** Begin **

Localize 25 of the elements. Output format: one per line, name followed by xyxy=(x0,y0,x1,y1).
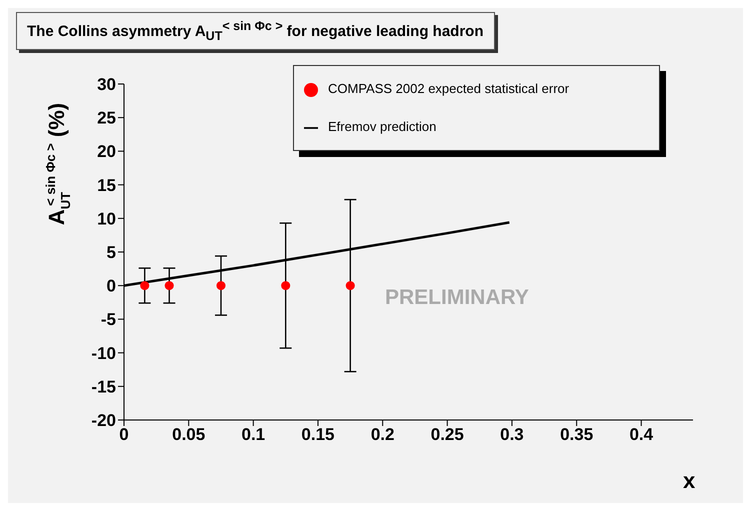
y-tick-label: 25 xyxy=(97,108,116,128)
y-tick-label: -15 xyxy=(91,377,116,396)
y-tick-label: 0 xyxy=(106,276,116,296)
x-tick-label: 0.05 xyxy=(172,425,206,444)
x-tick-label: 0.4 xyxy=(629,425,654,444)
y-tick-label: -5 xyxy=(100,310,116,330)
y-tick-label: 15 xyxy=(97,176,116,195)
x-tick-label: 0.2 xyxy=(370,425,394,444)
x-tick-label: 0.25 xyxy=(430,425,464,444)
x-tick-label: 0.15 xyxy=(301,425,335,444)
x-tick-label: 0.3 xyxy=(500,425,524,444)
x-tick-label: 0.1 xyxy=(242,425,266,444)
legend-label: Efremov prediction xyxy=(328,119,436,134)
annotation: PRELIMINARY xyxy=(385,286,529,310)
y-tick-label: 20 xyxy=(97,142,116,162)
legend-label: COMPASS 2002 expected statistical error xyxy=(328,81,570,96)
x-axis-title: x xyxy=(683,468,696,493)
x-tick-label: 0.35 xyxy=(560,425,594,444)
x-tick-label: 0 xyxy=(119,425,129,444)
y-tick-label: 10 xyxy=(97,209,116,228)
y-tick-label: -10 xyxy=(91,344,116,363)
y-tick-label: 5 xyxy=(106,243,116,262)
y-tick-label: 30 xyxy=(97,75,116,94)
chart-title: The Collins asymmetry A$_{UT}$$^{< sin Φc >}$ for negative leading hadron xyxy=(16,12,494,50)
y-tick-label: -20 xyxy=(91,411,116,430)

** End **

Task directions:
How many of the lines above contain the string "title"? Reply with the number only.

Solution for this problem:
2